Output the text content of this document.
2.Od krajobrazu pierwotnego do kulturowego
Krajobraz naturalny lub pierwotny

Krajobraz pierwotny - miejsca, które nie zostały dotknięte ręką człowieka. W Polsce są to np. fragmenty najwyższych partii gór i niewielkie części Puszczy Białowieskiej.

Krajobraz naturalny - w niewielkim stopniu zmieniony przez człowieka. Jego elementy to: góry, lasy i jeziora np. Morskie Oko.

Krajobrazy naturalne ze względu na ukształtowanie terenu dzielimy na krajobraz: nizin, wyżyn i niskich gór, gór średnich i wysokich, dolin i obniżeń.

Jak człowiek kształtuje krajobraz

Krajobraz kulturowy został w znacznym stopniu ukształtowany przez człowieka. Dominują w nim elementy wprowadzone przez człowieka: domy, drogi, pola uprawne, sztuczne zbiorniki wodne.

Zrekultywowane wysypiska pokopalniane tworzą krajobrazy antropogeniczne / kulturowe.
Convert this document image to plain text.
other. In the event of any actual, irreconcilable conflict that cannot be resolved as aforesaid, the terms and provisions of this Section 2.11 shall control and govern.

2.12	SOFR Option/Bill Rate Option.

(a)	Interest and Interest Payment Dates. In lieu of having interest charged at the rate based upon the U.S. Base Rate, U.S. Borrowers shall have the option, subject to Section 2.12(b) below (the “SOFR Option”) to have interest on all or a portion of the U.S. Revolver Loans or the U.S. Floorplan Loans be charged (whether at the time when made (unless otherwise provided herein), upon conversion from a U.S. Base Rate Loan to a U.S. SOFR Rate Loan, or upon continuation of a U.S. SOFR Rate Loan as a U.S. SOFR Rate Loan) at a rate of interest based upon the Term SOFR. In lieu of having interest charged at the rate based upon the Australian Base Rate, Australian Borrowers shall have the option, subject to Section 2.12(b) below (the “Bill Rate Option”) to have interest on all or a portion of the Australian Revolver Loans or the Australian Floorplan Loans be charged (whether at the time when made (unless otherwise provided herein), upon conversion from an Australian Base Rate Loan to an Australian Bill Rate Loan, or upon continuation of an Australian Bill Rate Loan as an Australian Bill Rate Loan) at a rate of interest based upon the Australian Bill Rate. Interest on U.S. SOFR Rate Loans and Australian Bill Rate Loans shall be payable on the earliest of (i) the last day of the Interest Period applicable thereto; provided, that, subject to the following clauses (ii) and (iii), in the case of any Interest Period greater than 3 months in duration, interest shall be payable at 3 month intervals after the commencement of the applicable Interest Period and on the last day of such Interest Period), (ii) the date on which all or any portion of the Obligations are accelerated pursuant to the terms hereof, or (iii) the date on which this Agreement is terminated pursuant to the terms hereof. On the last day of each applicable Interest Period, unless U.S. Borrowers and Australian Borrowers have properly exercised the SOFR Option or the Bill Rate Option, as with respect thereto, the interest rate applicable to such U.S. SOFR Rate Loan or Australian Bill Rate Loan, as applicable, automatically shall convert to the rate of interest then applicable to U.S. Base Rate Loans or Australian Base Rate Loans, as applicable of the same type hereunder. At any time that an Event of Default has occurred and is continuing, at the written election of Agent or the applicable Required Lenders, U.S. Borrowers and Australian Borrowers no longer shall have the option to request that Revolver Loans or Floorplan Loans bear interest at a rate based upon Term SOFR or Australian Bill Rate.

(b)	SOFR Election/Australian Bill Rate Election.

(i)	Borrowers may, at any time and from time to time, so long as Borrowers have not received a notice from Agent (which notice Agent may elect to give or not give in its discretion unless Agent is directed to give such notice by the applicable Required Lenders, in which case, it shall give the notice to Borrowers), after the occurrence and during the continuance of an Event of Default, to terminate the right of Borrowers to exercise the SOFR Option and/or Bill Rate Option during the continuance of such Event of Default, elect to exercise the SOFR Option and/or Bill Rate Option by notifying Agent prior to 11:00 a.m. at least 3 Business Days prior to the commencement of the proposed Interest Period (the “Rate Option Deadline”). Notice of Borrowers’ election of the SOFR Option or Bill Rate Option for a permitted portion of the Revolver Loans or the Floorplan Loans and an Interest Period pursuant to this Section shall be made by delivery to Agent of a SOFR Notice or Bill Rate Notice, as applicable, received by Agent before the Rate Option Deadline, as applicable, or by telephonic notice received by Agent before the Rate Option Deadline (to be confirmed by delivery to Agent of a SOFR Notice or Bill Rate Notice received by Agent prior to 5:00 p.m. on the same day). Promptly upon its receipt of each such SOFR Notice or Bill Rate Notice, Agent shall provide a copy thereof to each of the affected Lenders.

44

____________________

Exercise requirements:
Produce an exact copy of the whole listing.

Answer to this problem:
Output the text content of this document.
2.Od krajobrazu pierwotnego do kulturowego
Krajobraz naturalny lub pierwotny

Krajobraz pierwotny - miejsca, które nie zostały dotknięte ręką człowieka. W Polsce są to np. fragmenty najwyższych partii gór i niewielkie części Puszczy Białowieskiej.

Krajobraz naturalny - w niewielkim stopniu zmieniony przez człowieka. Jego elementy to: góry, lasy i jeziora np. Morskie Oko.

Krajobrazy naturalne ze względu na ukształtowanie terenu dzielimy na krajobraz: nizin, wyżyn i niskich gór, gór średnich i wysokich, dolin i obniżeń.

Jak człowiek kształtuje krajobraz

Krajobraz kulturowy został w znacznym stopniu ukształtowany przez człowieka. Dominują w nim elementy wprowadzone przez człowieka: domy, drogi, pola uprawne, sztuczne zbiorniki wodne.

Zrekultywowane wysypiska pokopalniane tworzą krajobrazy antropogeniczne / kulturowe.
Convert this document image to plain text.
other. In the event of any actual, irreconcilable conflict that cannot be resolved as aforesaid, the terms and provisions of this Section 2.11 shall control and govern.

2.12	SOFR Option/Bill Rate Option.

(a)	Interest and Interest Payment Dates. In lieu of having interest charged at the rate based upon the U.S. Base Rate, U.S. Borrowers shall have the option, subject to Section 2.12(b) below (the “SOFR Option”) to have interest on all or a portion of the U.S. Revolver Loans or the U.S. Floorplan Loans be charged (whether at the time when made (unless otherwise provided herein), upon conversion from a U.S. Base Rate Loan to a U.S. SOFR Rate Loan, or upon continuation of a U.S. SOFR Rate Loan as a U.S. SOFR Rate Loan) at a rate of interest based upon the Term SOFR. In lieu of having interest charged at the rate based upon the Australian Base Rate, Australian Borrowers shall have the option, subject to Section 2.12(b) below (the “Bill Rate Option”) to have interest on all or a portion of the Australian Revolver Loans or the Australian Floorplan Loans be charged (whether at the time when made (unless otherwise provided herein), upon conversion from an Australian Base Rate Loan to an Australian Bill Rate Loan, or upon continuation of an Australian Bill Rate Loan as an Australian Bill Rate Loan) at a rate of interest based upon the Australian Bill Rate. Interest on U.S. SOFR Rate Loans and Australian Bill Rate Loans shall be payable on the earliest of (i) the last day of the Interest Period applicable thereto; provided, that, subject to the following clauses (ii) and (iii), in the case of any Interest Period greater than 3 months in duration, interest shall be payable at 3 month intervals after the commencement of the applicable Interest Period and on the last day of such Interest Period), (ii) the date on which all or any portion of the Obligations are accelerated pursuant to the terms hereof, or (iii) the date on which this Agreement is terminated pursuant to the terms hereof. On the last day of each applicable Interest Period, unless U.S. Borrowers and Australian Borrowers have properly exercised the SOFR Option or the Bill Rate Option, as with respect thereto, the interest rate applicable to such U.S. SOFR Rate Loan or Australian Bill Rate Loan, as applicable, automatically shall convert to the rate of interest then applicable to U.S. Base Rate Loans or Australian Base Rate Loans, as applicable of the same type hereunder. At any time that an Event of Default has occurred and is continuing, at the written election of Agent or the applicable Required Lenders, U.S. Borrowers and Australian Borrowers no longer shall have the option to request that Revolver Loans or Floorplan Loans bear interest at a rate based upon Term SOFR or Australian Bill Rate.

(b)	SOFR Election/Australian Bill Rate Election.

(i)	Borrowers may, at any time and from time to time, so long as Borrowers have not received a notice from Agent (which notice Agent may elect to give or not give in its discretion unless Agent is directed to give such notice by the applicable Required Lenders, in which case, it shall give the notice to Borrowers), after the occurrence and during the continuance of an Event of Default, to terminate the right of Borrowers to exercise the SOFR Option and/or Bill Rate Option during the continuance of such Event of Default, elect to exercise the SOFR Option and/or Bill Rate Option by notifying Agent prior to 11:00 a.m. at least 3 Business Days prior to the commencement of the proposed Interest Period (the “Rate Option Deadline”). Notice of Borrowers’ election of the SOFR Option or Bill Rate Option for a permitted portion of the Revolver Loans or the Floorplan Loans and an Interest Period pursuant to this Section shall be made by delivery to Agent of a SOFR Notice or Bill Rate Notice, as applicable, received by Agent before the Rate Option Deadline, as applicable, or by telephonic notice received by Agent before the Rate Option Deadline (to be confirmed by delivery to Agent of a SOFR Notice or Bill Rate Notice received by Agent prior to 5:00 p.m. on the same day). Promptly upon its receipt of each such SOFR Notice or Bill Rate Notice, Agent shall provide a copy thereof to each of the affected Lenders.

44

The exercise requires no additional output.